» Short exercise: Scan the data below and pick out the lines containing the word "this".

» Provided records:

* * * * * * * * *

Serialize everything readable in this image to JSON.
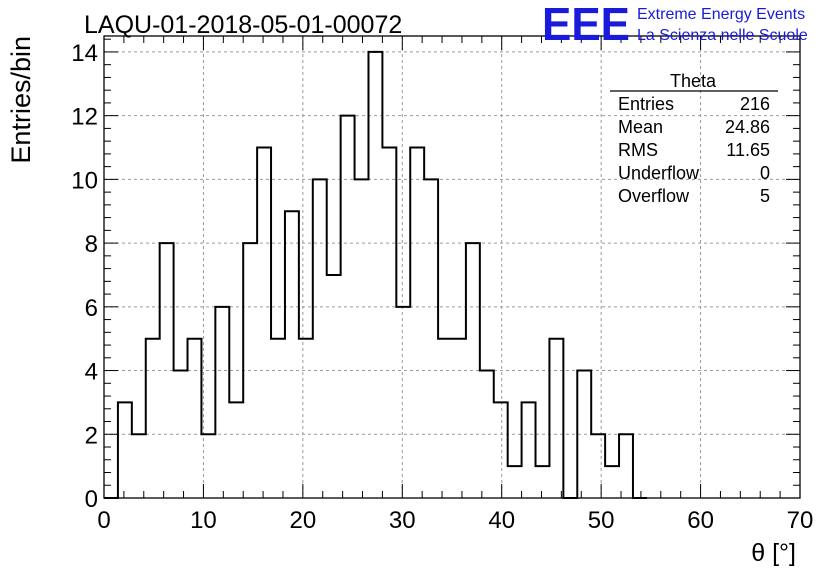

* * * * * * * * *

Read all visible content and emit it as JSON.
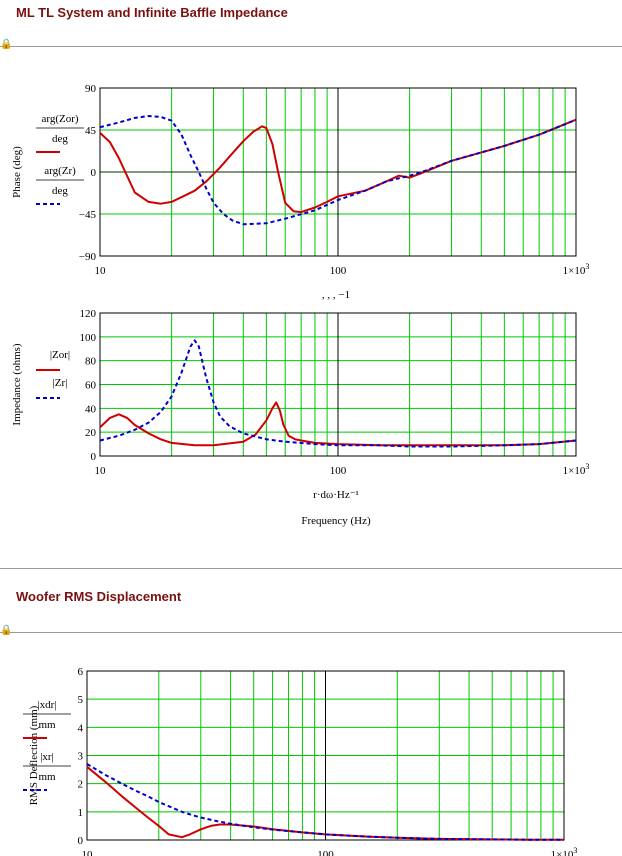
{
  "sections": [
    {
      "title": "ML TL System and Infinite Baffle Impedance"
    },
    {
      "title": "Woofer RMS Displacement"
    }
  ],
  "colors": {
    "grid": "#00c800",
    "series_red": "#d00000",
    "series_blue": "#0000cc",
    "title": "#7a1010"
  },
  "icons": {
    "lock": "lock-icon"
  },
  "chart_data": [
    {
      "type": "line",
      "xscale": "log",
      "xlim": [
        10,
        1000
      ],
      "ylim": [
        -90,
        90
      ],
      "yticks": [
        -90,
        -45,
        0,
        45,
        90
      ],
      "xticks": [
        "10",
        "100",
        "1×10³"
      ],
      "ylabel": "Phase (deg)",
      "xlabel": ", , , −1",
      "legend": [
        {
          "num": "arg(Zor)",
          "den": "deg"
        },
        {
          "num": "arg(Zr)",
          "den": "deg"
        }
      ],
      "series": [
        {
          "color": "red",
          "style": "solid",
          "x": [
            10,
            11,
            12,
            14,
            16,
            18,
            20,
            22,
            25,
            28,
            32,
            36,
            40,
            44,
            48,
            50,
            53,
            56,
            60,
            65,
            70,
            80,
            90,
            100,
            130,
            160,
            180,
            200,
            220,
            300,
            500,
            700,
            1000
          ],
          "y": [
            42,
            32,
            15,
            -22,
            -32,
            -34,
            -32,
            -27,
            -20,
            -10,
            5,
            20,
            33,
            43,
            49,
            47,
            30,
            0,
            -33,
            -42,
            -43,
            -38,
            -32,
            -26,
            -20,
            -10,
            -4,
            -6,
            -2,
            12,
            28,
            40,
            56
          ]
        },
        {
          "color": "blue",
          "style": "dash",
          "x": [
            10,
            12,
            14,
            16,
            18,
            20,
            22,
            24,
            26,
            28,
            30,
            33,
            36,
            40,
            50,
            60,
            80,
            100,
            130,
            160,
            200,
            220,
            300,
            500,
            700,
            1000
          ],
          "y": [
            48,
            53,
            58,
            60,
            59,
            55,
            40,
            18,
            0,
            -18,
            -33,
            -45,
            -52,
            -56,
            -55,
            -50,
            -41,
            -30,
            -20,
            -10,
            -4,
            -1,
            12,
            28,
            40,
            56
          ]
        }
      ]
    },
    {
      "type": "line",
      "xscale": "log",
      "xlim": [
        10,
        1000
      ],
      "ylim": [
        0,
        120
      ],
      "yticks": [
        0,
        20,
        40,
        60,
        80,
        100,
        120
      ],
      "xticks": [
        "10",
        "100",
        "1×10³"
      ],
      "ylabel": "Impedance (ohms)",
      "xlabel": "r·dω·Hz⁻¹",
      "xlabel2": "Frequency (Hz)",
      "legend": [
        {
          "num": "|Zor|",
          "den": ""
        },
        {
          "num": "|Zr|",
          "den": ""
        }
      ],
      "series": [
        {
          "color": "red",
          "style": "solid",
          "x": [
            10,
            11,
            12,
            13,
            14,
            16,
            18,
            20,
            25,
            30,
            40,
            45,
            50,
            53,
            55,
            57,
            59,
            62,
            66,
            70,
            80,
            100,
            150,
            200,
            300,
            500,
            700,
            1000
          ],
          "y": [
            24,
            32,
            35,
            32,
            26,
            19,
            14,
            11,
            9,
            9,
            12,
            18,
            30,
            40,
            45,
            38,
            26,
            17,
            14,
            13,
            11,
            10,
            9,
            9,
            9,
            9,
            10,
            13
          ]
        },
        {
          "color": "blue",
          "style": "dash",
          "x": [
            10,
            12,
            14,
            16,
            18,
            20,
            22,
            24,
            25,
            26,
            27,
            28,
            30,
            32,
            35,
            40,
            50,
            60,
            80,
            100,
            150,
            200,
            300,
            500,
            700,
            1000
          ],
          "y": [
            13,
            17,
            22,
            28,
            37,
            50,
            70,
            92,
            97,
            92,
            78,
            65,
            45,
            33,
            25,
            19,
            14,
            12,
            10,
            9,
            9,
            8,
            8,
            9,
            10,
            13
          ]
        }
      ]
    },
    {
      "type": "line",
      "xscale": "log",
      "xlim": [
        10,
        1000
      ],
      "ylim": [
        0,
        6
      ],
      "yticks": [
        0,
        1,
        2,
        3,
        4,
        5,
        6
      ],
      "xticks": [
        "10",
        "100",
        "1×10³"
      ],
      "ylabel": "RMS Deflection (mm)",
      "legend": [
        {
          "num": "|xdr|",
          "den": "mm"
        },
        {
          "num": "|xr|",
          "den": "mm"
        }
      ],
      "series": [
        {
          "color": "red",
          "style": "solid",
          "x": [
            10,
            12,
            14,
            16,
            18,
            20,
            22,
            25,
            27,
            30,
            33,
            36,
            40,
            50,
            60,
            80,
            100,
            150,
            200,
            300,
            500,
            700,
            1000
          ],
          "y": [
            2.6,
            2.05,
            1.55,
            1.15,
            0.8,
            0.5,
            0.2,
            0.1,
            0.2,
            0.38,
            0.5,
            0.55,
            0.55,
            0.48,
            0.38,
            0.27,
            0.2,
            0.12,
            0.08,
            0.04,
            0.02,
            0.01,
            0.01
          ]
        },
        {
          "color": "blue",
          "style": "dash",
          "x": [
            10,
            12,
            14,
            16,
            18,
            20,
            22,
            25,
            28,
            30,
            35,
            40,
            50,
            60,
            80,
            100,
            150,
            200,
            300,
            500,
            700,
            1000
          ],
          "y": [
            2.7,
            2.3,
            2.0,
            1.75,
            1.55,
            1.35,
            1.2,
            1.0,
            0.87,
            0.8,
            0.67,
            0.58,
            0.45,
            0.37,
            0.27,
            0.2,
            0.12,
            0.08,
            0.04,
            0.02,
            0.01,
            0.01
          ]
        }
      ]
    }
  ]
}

* * * * * * * * *

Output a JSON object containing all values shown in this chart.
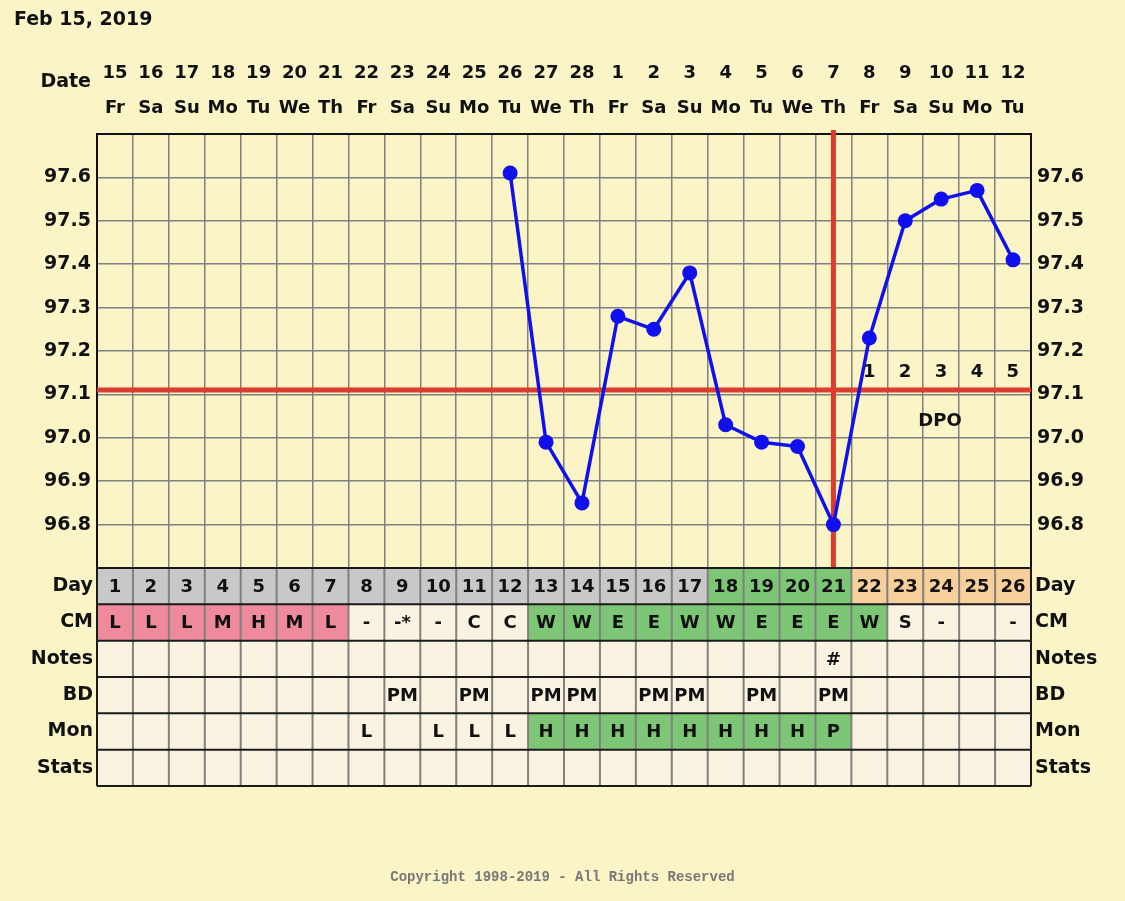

* * * * * * * * *

» Exercise answer:
Serialize everything readable in this image to JSON.
Output a JSON object containing all values shown in this chart.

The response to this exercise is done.